DESCRIPTION OF THE TASK: Format the lines of the material as a numbered list, starting at the line containing "legend-swatch [1297,208,1306,217]" and ending at the line containing "pie-legend: Kernel Memcpy", with both of those lines included and any blank lines left out.

PROVIDED DATA:

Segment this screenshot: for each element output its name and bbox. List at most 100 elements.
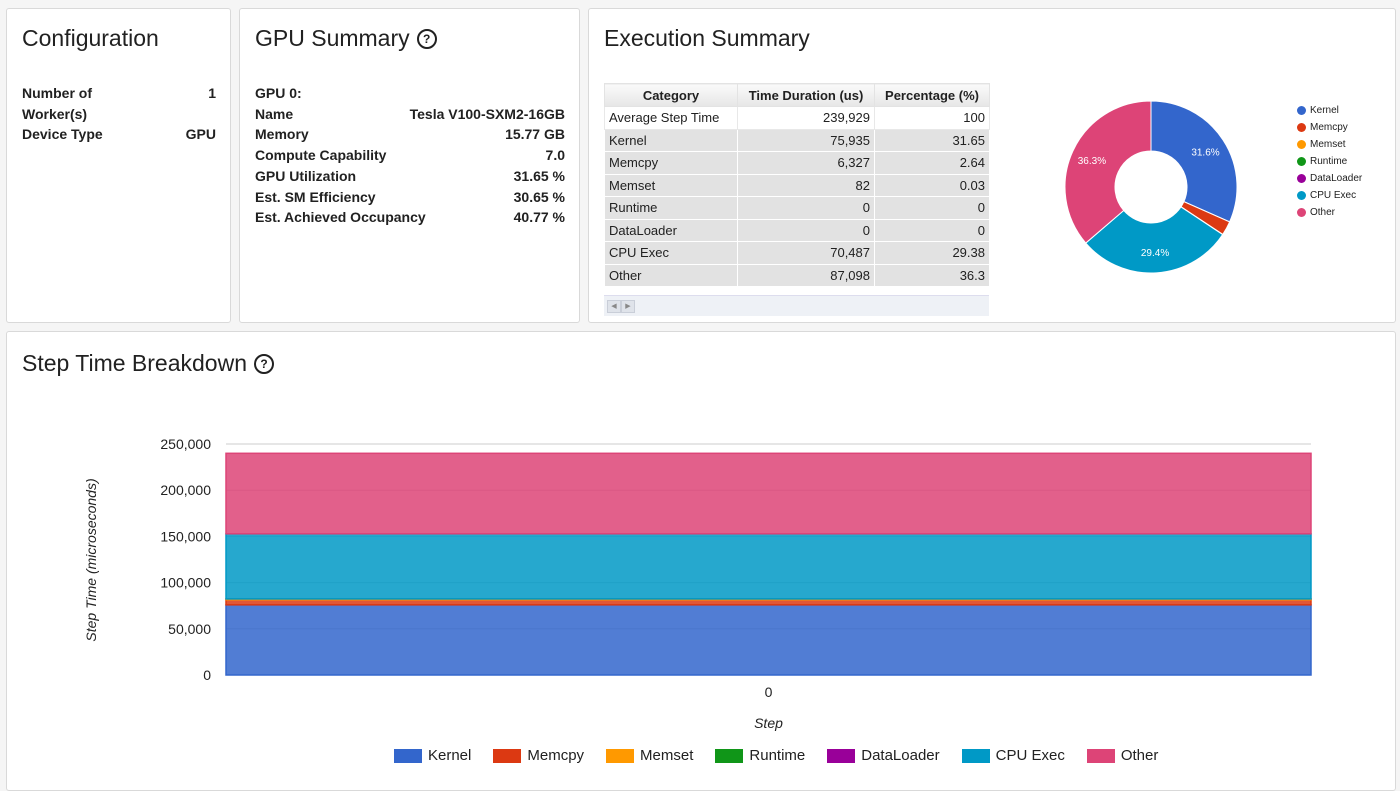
legend-swatch [1297,208,1306,217]
pie-legend-item[interactable]: Memset [1297,136,1362,153]
gpu-value: 15.77 GB [505,126,565,143]
table-cell: 31.65 [874,128,990,152]
step-legend-item[interactable]: CPU Exec [961,747,1065,764]
config-row-workers: Number of Worker(s) 1 [22,83,216,124]
legend-label: Other [1120,747,1159,764]
gpu-label: GPU Utilization [255,167,357,184]
pie-legend: Kernel Memcpy Memset Runtime DataLoader CPU E… [1297,102,1362,221]
config-value: 1 [208,85,216,101]
table-cell: 6,327 [737,151,875,175]
gpu-summary-list: GPU 0: Name Tesla V100-SXM2-16GB Memory 15.… [255,83,565,228]
scroll-left-icon[interactable]: ◀ [607,300,621,313]
table-row: DataLoader 0 0 [604,218,990,242]
table-cell: 0.03 [874,173,990,197]
table-cell: Kernel [604,128,738,152]
step-time-breakdown-title-text: Step Time Breakdown [22,350,248,376]
gpu-row: Memory 15.77 GB [255,124,565,145]
legend-label: Kernel [1310,105,1339,116]
table-column-header[interactable]: Time Duration (us) [737,83,875,107]
gpu-header: GPU 0: [255,83,565,104]
table-cell: 36.3 [874,263,990,287]
legend-swatch [1086,748,1115,763]
step-legend-item[interactable]: Kernel [394,747,471,764]
table-cell: Runtime [604,196,738,220]
legend-swatch [1297,191,1306,200]
table-row: Memset 82 0.03 [604,173,990,197]
config-label: Device Type [22,126,103,143]
table-cell: DataLoader [604,218,738,242]
help-icon[interactable]: ? [254,353,275,374]
execution-pie-chart: 31.6% 29.4% 36.3% [1064,100,1238,274]
pie-slice-label: 36.3% [1078,156,1106,167]
gpu-label: Memory [255,126,309,143]
execution-summary-table: Category Time Duration (us) Percentage (%)… [604,83,990,287]
legend-label: Runtime [749,747,806,764]
table-cell: 2.64 [874,151,990,175]
gpu-row: GPU Utilization 31.65 % [255,166,565,187]
table-row: Other 87,098 36.3 [604,263,990,287]
legend-label: Memset [1310,139,1346,150]
gpu-summary-card: GPU Summary ? GPU 0: Name Tesla V100-SXM2… [239,8,580,323]
legend-swatch [394,748,422,763]
pie-legend-item[interactable]: DataLoader [1297,170,1362,187]
legend-label: DataLoader [861,747,940,764]
table-column-header[interactable]: Percentage (%) [874,83,990,107]
execution-summary-card: Execution Summary Category Time Duration … [588,8,1396,323]
pie-legend-item[interactable]: Memcpy [1297,119,1362,136]
help-icon[interactable]: ? [416,28,437,49]
legend-swatch [715,748,744,763]
scroll-right-icon[interactable]: ▶ [621,300,635,313]
legend-label: Kernel [428,747,472,764]
step-time-breakdown-card: Step Time Breakdown ? [6,331,1396,791]
table-row: Average Step Time 239,929 100 [604,106,990,130]
gpu-summary-title-text: GPU Summary [255,25,410,51]
table-row: Runtime 0 0 [604,196,990,220]
pie-slice-kernel[interactable] [1150,100,1238,223]
step-legend-item[interactable]: Other [1086,747,1159,764]
table-cell: 0 [737,196,875,220]
legend-swatch [827,748,856,763]
table-cell: Memset [604,173,738,197]
table-cell: 75,935 [737,128,875,152]
pie-legend-item[interactable]: Other [1297,204,1362,221]
table-cell: 0 [874,218,990,242]
table-horizontal-scrollbar[interactable]: ◀ ▶ [604,295,989,316]
legend-swatch [493,748,522,763]
legend-label: DataLoader [1310,173,1363,184]
legend-swatch [1297,174,1306,183]
gpu-summary-title: GPU Summary ? [255,25,437,52]
step-legend-item[interactable]: DataLoader [827,747,940,764]
gpu-value: 40.77 % [513,209,565,226]
pie-slice-cpu-exec[interactable] [1085,206,1224,274]
gpu-value: 7.0 [545,147,565,164]
configuration-list: Number of Worker(s) 1 Device Type GPU [22,83,216,145]
table-column-header[interactable]: Category [604,83,738,107]
legend-swatch [961,748,990,763]
table-row: CPU Exec 70,487 29.38 [604,241,990,265]
pie-legend-item[interactable]: Kernel [1297,102,1362,119]
config-label: Number of Worker(s) [22,85,92,122]
pie-legend-item[interactable]: CPU Exec [1297,187,1362,204]
table-row: Kernel 75,935 31.65 [604,128,990,152]
configuration-title: Configuration [22,25,159,52]
table-cell: Other [604,263,738,287]
table-cell: 70,487 [737,241,875,265]
gpu-row: Est. SM Efficiency 30.65 % [255,187,565,208]
step-legend-item[interactable]: Runtime [715,747,805,764]
step-legend-item[interactable]: Memset [606,747,693,764]
legend-label: Runtime [1310,156,1348,167]
legend-swatch [1297,106,1306,115]
configuration-title-text: Configuration [22,25,159,51]
configuration-card: Configuration Number of Worker(s) 1 Devi… [6,8,231,323]
step-legend-item[interactable]: Memcpy [493,747,584,764]
table-cell: 82 [737,173,875,197]
pie-slice-other[interactable] [1064,100,1152,244]
gpu-header-label: GPU 0: [255,85,302,101]
pie-legend-item[interactable]: Runtime [1297,153,1362,170]
table-cell: 100 [874,106,990,130]
legend-label: CPU Exec [1310,190,1357,201]
gpu-label: Compute Capability [255,147,387,164]
legend-label: Memcpy [527,747,585,764]
table-cell: CPU Exec [604,241,738,265]
table-cell: 29.38 [874,241,990,265]
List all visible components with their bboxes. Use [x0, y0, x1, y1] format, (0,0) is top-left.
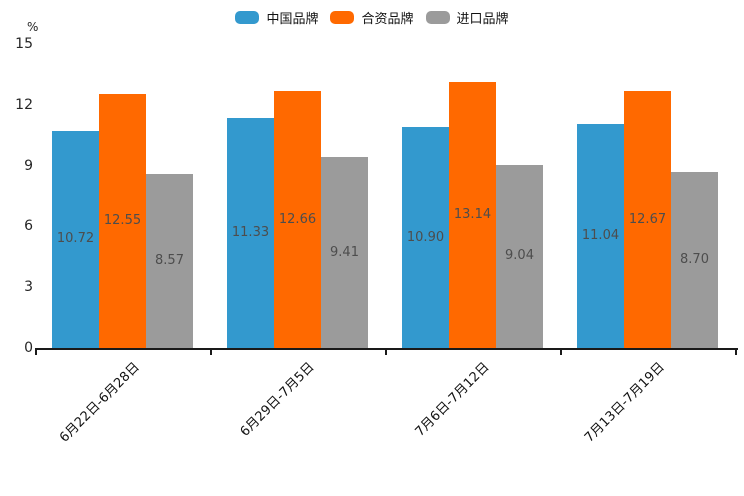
x-axis-tick	[210, 350, 212, 355]
x-axis-category-label: 6月22日-6月28日	[57, 359, 143, 446]
legend-swatch-icon	[425, 11, 450, 24]
y-axis-tick-label: 15	[15, 36, 33, 52]
bar-value-label: 8.57	[155, 253, 184, 269]
bar-进口品牌-2	[496, 164, 543, 348]
bar-value-label: 13.14	[453, 206, 492, 222]
bar-合资品牌-3	[624, 91, 671, 348]
bar-value-label: 9.04	[505, 248, 534, 264]
bar-合资品牌-1	[274, 91, 321, 348]
bar-value-label: 12.66	[278, 211, 317, 227]
legend-swatch-icon	[235, 11, 260, 24]
x-axis-tick	[385, 350, 387, 355]
bar-合资品牌-2	[449, 81, 496, 348]
bar-value-label: 8.70	[680, 251, 709, 267]
x-axis-category-label: 7月6日-7月12日	[412, 359, 493, 440]
bar-中国品牌-3	[577, 124, 624, 348]
bar-value-label: 12.67	[628, 211, 667, 227]
legend-item-label: 中国品牌	[266, 12, 319, 27]
y-axis-tick-label: 6	[24, 218, 33, 235]
legend-item-1: 合资品牌	[330, 8, 414, 27]
legend-item-0: 中国品牌	[235, 8, 318, 27]
x-axis-line	[35, 348, 738, 350]
legend-item-label: 进口品牌	[456, 12, 509, 27]
legend-item-2: 进口品牌	[425, 8, 509, 27]
bar-value-label: 10.90	[406, 229, 445, 245]
x-axis-category-label: 7月13日-7月19日	[582, 359, 668, 446]
y-axis-tick-label: 0	[24, 340, 33, 356]
x-axis-tick	[560, 350, 562, 355]
bar-中国品牌-1	[227, 118, 274, 348]
y-axis-tick-label: 12	[15, 96, 33, 113]
bar-value-label: 12.55	[103, 212, 142, 228]
x-axis-tick	[35, 350, 37, 355]
bar-value-label: 10.72	[56, 231, 95, 247]
x-axis-tick	[735, 350, 737, 355]
bar-value-label: 9.41	[330, 244, 359, 260]
bar-进口品牌-0	[146, 174, 193, 348]
bar-中国品牌-2	[402, 127, 449, 348]
y-axis-tick-label: 3	[24, 279, 33, 296]
y-axis-tick-label: 9	[24, 157, 33, 174]
legend-swatch-icon	[330, 11, 355, 24]
x-axis-category-label: 6月29日-7月5日	[237, 359, 318, 440]
y-axis-unit-label: %	[27, 20, 39, 34]
bar-value-label: 11.04	[581, 228, 620, 244]
chart-legend: 中国品牌 合资品牌 进口品牌	[0, 8, 744, 27]
bar-进口品牌-1	[321, 157, 368, 348]
bar-合资品牌-0	[99, 93, 146, 348]
bar-中国品牌-0	[52, 130, 99, 348]
bar-进口品牌-3	[671, 171, 718, 348]
bar-value-label: 11.33	[231, 225, 270, 241]
legend-item-label: 合资品牌	[361, 12, 414, 27]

EXERCISE ANSWER:
1. legend-swatch [1297,208,1306,217]
2. pie-legend-item[interactable]: Memset [1297,136,1362,153]
3. gpu-value: 15.77 GB [505,126,565,143]
4. table-cell: 31.65 [874,128,990,152]
5. step-legend-item[interactable]: CPU Exec [961,747,1065,764]
6. config-row-workers: Number of Worker(s) 1 [22,83,216,124]
7. legend-label: Other [1120,747,1159,764]
8. gpu-label: GPU Utilization [255,167,357,184]
9. pie-legend: Kernel Memcpy Memset Runtime DataLoader CPU E… [1297,102,1362,221]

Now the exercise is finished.